Figure contents as structured data:
* * *

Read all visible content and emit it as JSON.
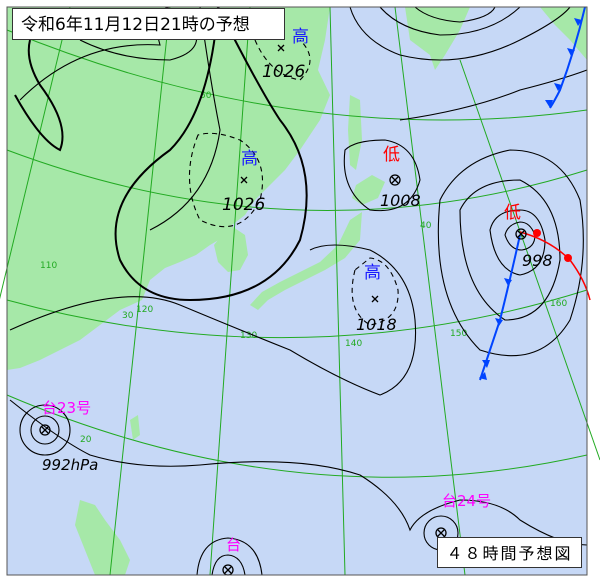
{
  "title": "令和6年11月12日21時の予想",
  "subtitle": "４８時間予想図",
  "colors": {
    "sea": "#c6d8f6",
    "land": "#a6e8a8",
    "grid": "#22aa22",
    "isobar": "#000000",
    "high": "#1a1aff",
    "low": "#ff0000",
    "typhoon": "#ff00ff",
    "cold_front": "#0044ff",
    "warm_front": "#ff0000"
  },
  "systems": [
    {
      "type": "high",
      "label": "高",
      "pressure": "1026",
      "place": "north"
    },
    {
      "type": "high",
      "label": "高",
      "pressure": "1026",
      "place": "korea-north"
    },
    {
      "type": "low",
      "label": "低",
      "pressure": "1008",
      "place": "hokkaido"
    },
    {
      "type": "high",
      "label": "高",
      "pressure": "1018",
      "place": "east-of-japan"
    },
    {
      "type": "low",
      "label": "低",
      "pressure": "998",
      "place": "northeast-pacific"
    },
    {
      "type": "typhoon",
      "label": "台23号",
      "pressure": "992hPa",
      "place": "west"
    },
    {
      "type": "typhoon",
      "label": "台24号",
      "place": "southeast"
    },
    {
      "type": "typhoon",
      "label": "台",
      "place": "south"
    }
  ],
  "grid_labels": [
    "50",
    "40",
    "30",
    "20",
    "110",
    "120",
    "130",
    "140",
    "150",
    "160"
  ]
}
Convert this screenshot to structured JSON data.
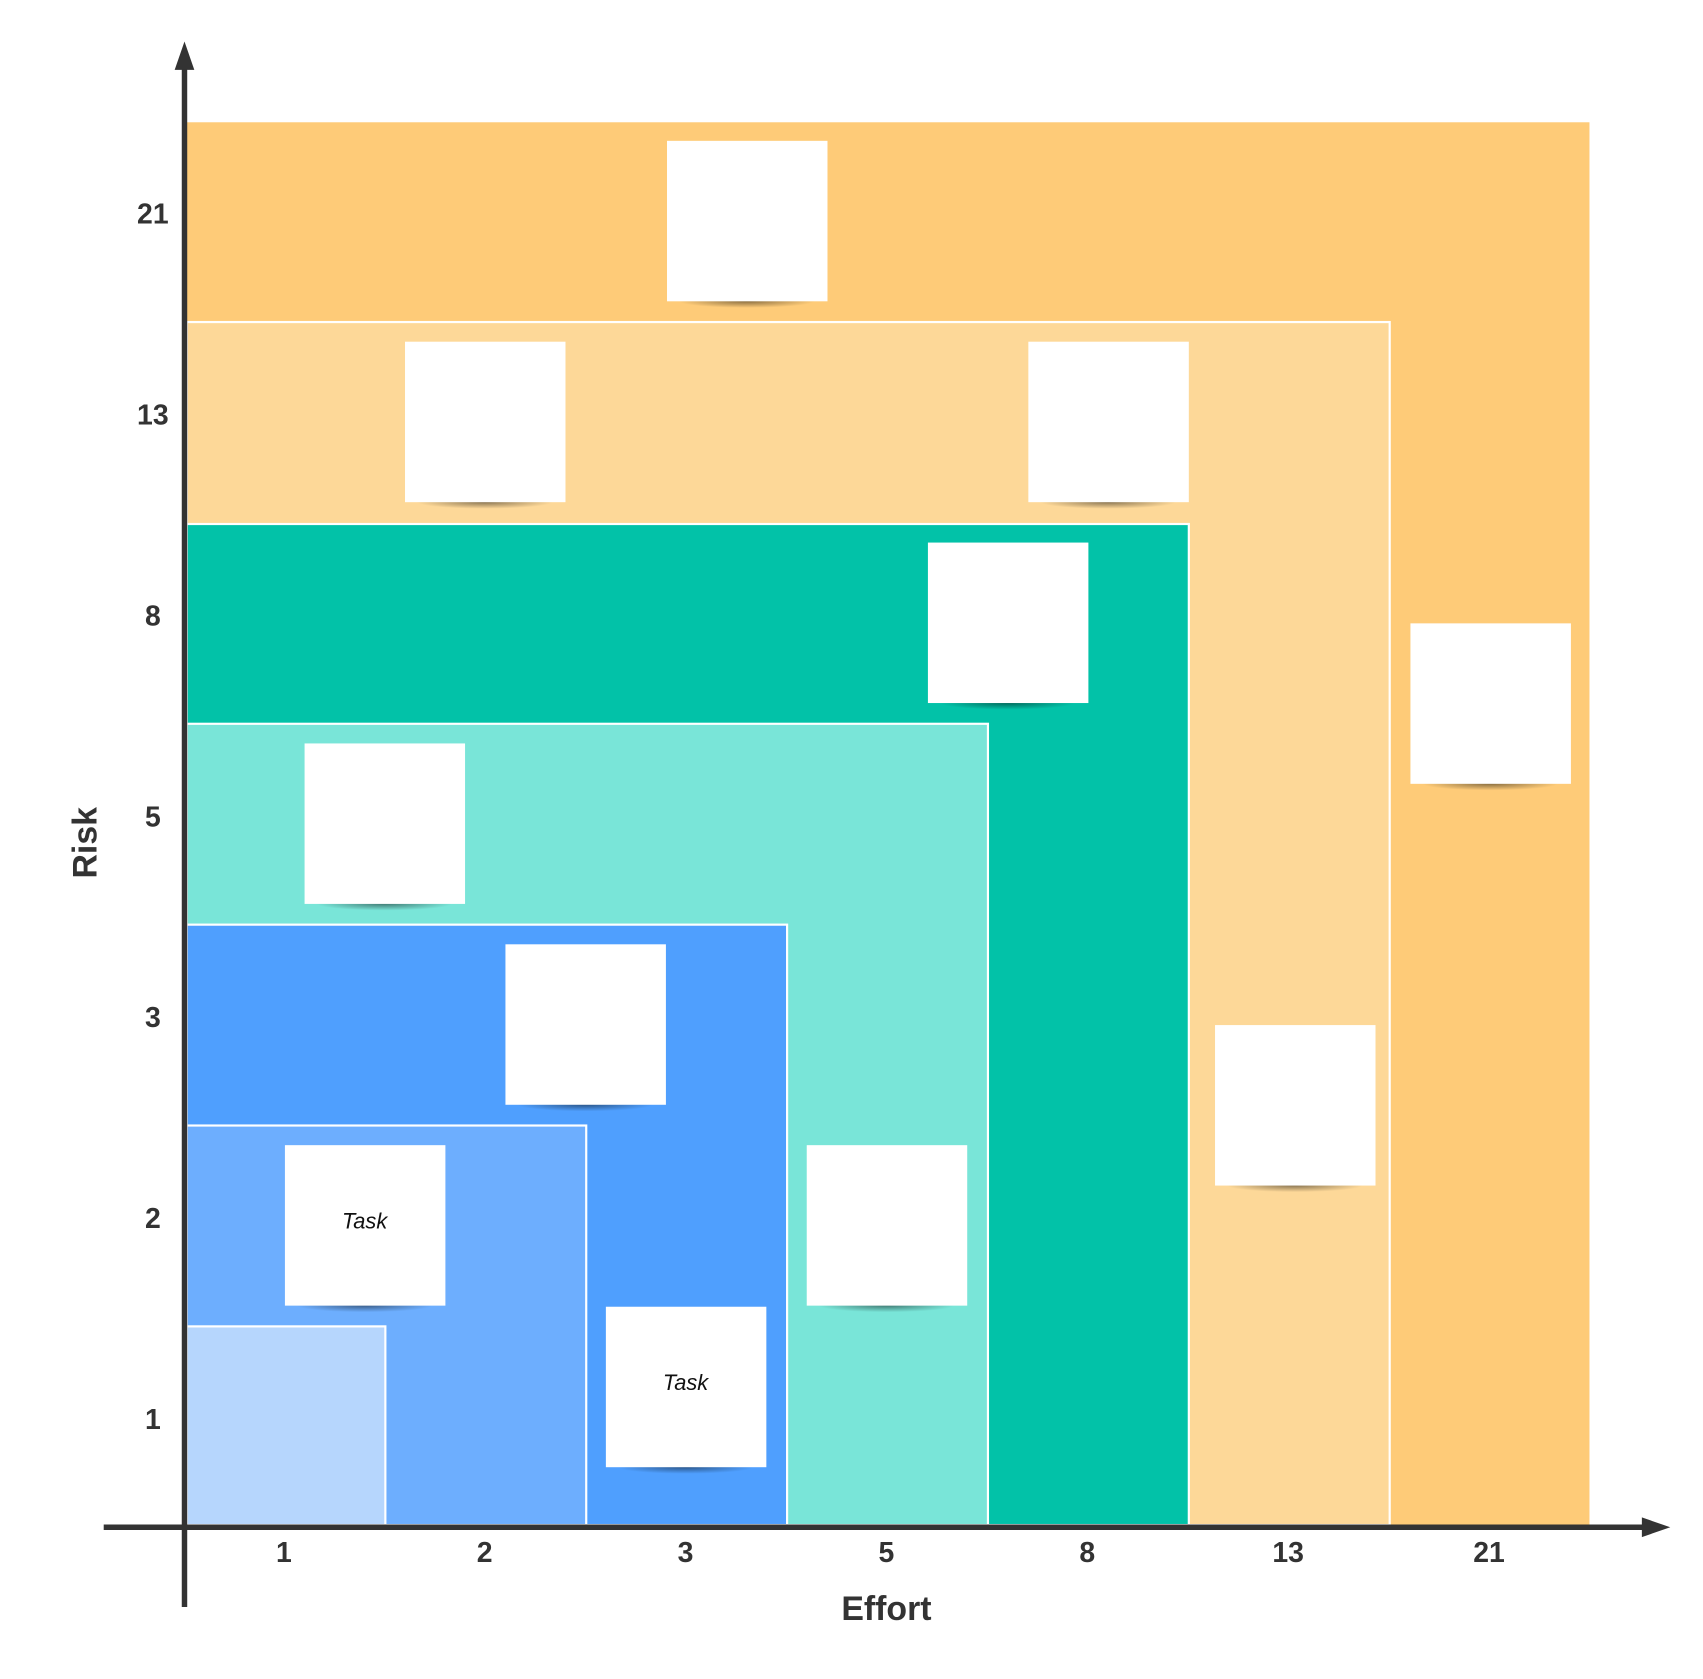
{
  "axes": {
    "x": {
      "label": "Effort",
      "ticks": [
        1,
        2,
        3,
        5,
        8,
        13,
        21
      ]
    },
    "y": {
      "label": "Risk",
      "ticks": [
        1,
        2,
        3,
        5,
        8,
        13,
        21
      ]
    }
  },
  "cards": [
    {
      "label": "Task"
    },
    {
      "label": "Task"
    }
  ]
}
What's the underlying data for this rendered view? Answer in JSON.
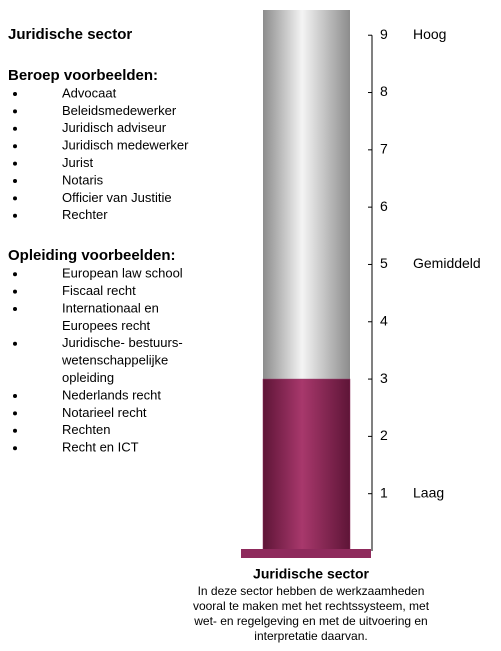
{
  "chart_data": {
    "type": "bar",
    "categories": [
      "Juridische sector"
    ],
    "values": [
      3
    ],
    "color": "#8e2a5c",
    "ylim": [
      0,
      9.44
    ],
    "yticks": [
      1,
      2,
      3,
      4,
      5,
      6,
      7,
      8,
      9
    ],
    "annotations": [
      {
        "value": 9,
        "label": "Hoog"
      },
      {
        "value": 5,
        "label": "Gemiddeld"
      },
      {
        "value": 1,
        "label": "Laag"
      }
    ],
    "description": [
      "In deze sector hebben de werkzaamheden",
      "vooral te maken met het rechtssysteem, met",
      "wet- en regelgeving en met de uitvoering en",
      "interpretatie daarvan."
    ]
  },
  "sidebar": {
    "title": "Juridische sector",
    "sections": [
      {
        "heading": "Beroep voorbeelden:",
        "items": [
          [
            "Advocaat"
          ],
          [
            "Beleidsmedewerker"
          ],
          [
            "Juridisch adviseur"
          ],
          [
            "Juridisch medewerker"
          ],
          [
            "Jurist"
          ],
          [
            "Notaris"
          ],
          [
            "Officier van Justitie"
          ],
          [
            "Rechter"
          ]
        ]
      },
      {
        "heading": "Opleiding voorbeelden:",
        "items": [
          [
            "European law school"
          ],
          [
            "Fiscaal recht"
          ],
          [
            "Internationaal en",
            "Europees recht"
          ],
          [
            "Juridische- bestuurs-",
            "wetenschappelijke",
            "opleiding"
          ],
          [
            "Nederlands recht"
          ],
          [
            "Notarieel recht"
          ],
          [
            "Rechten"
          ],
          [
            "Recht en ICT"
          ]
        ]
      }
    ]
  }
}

* * *

DO THIS:
Say how many lines in the records hold the string "Juridische", and say nothing else.

SOLUTION TO THIS TASK:
3